EXERCISE AIM: Please output every line of the material as it stands, without the pictures.

GIVEN RECORDS:
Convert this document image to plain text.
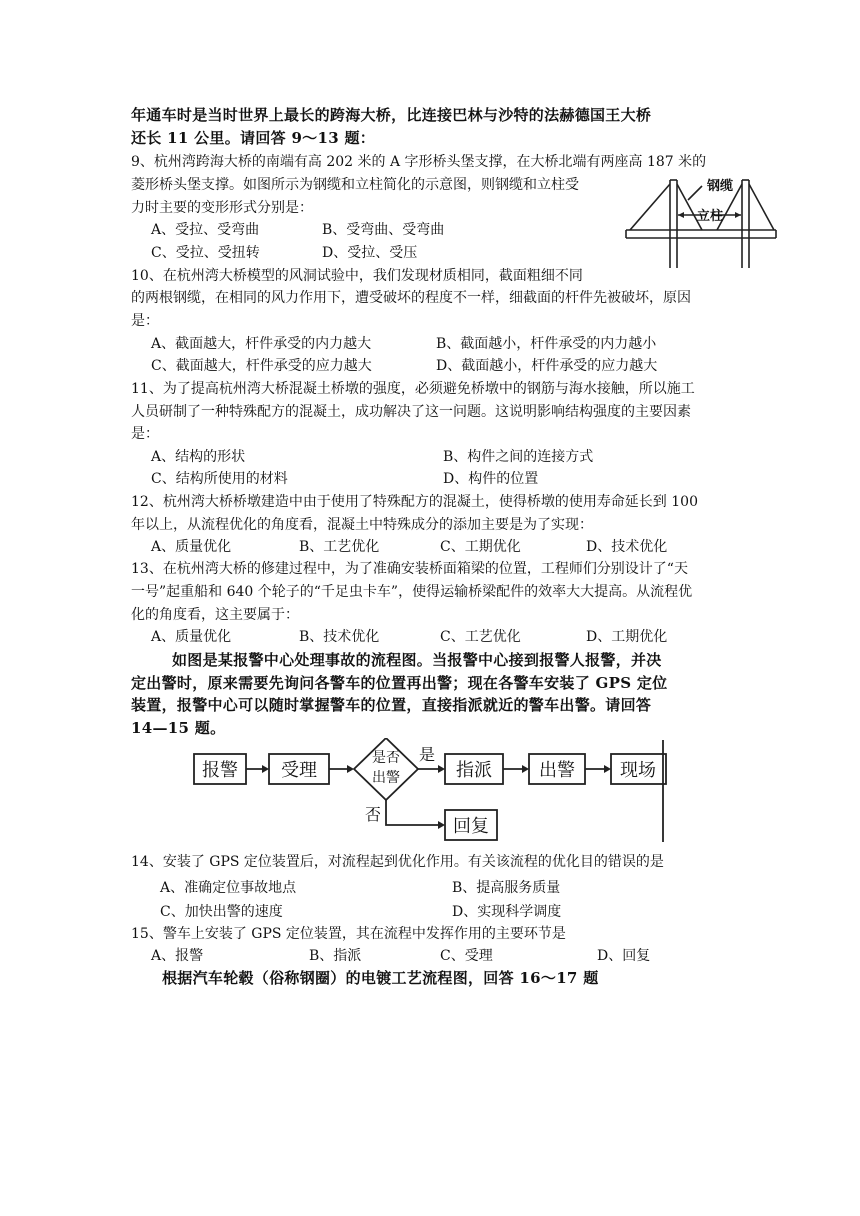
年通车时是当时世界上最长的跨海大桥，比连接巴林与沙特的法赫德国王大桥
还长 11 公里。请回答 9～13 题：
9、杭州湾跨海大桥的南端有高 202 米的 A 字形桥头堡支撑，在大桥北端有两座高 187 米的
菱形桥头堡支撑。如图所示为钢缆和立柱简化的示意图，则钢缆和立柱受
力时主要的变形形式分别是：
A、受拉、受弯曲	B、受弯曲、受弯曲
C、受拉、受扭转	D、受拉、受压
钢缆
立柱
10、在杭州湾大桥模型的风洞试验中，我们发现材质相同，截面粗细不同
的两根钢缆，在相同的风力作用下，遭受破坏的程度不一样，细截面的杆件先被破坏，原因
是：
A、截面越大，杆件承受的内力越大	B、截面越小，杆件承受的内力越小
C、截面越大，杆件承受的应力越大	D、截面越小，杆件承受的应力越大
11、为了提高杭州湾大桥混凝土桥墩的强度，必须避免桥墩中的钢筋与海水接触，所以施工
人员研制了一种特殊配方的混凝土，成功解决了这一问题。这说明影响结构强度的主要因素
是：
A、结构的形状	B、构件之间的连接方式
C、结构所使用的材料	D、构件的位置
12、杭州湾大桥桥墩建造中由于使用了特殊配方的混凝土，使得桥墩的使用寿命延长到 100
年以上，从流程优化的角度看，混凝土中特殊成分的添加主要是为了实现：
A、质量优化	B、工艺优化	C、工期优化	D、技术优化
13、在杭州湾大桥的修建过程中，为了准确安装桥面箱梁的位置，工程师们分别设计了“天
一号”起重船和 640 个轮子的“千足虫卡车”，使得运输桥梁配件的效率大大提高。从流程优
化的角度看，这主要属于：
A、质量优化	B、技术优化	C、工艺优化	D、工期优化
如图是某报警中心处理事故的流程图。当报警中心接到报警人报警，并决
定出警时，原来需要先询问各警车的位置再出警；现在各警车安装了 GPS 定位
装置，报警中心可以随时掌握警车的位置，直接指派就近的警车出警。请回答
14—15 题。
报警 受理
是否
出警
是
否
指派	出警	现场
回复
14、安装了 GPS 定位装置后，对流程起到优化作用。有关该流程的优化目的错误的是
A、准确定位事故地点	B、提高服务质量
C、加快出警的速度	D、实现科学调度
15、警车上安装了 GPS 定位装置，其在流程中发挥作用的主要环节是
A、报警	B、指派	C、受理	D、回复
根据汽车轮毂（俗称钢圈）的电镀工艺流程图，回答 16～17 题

THE REPLY:
Convert this document image to plain text.
年通车时是当时世界上最长的跨海大桥，比连接巴林与沙特的法赫德国王大桥
还长 11 公里。请回答 9～13 题：
9、杭州湾跨海大桥的南端有高 202 米的 A 字形桥头堡支撑，在大桥北端有两座高 187 米的
菱形桥头堡支撑。如图所示为钢缆和立柱简化的示意图，则钢缆和立柱受
力时主要的变形形式分别是：
A、受拉、受弯曲	B、受弯曲、受弯曲
C、受拉、受扭转	D、受拉、受压
钢缆
立柱
10、在杭州湾大桥模型的风洞试验中，我们发现材质相同，截面粗细不同
的两根钢缆，在相同的风力作用下，遭受破坏的程度不一样，细截面的杆件先被破坏，原因
是：
A、截面越大，杆件承受的内力越大	B、截面越小，杆件承受的内力越小
C、截面越大，杆件承受的应力越大	D、截面越小，杆件承受的应力越大
11、为了提高杭州湾大桥混凝土桥墩的强度，必须避免桥墩中的钢筋与海水接触，所以施工
人员研制了一种特殊配方的混凝土，成功解决了这一问题。这说明影响结构强度的主要因素
是：
A、结构的形状	B、构件之间的连接方式
C、结构所使用的材料	D、构件的位置
12、杭州湾大桥桥墩建造中由于使用了特殊配方的混凝土，使得桥墩的使用寿命延长到 100
年以上，从流程优化的角度看，混凝土中特殊成分的添加主要是为了实现：
A、质量优化	B、工艺优化	C、工期优化	D、技术优化
13、在杭州湾大桥的修建过程中，为了准确安装桥面箱梁的位置，工程师们分别设计了“天
一号”起重船和 640 个轮子的“千足虫卡车”，使得运输桥梁配件的效率大大提高。从流程优
化的角度看，这主要属于：
A、质量优化	B、技术优化	C、工艺优化	D、工期优化
如图是某报警中心处理事故的流程图。当报警中心接到报警人报警，并决
定出警时，原来需要先询问各警车的位置再出警；现在各警车安装了 GPS 定位
装置，报警中心可以随时掌握警车的位置，直接指派就近的警车出警。请回答
14—15 题。
报警 受理
是否
出警
是
否
指派	出警	现场
回复
14、安装了 GPS 定位装置后，对流程起到优化作用。有关该流程的优化目的错误的是
A、准确定位事故地点	B、提高服务质量
C、加快出警的速度	D、实现科学调度
15、警车上安装了 GPS 定位装置，其在流程中发挥作用的主要环节是
A、报警	B、指派	C、受理	D、回复
根据汽车轮毂（俗称钢圈）的电镀工艺流程图，回答 16～17 题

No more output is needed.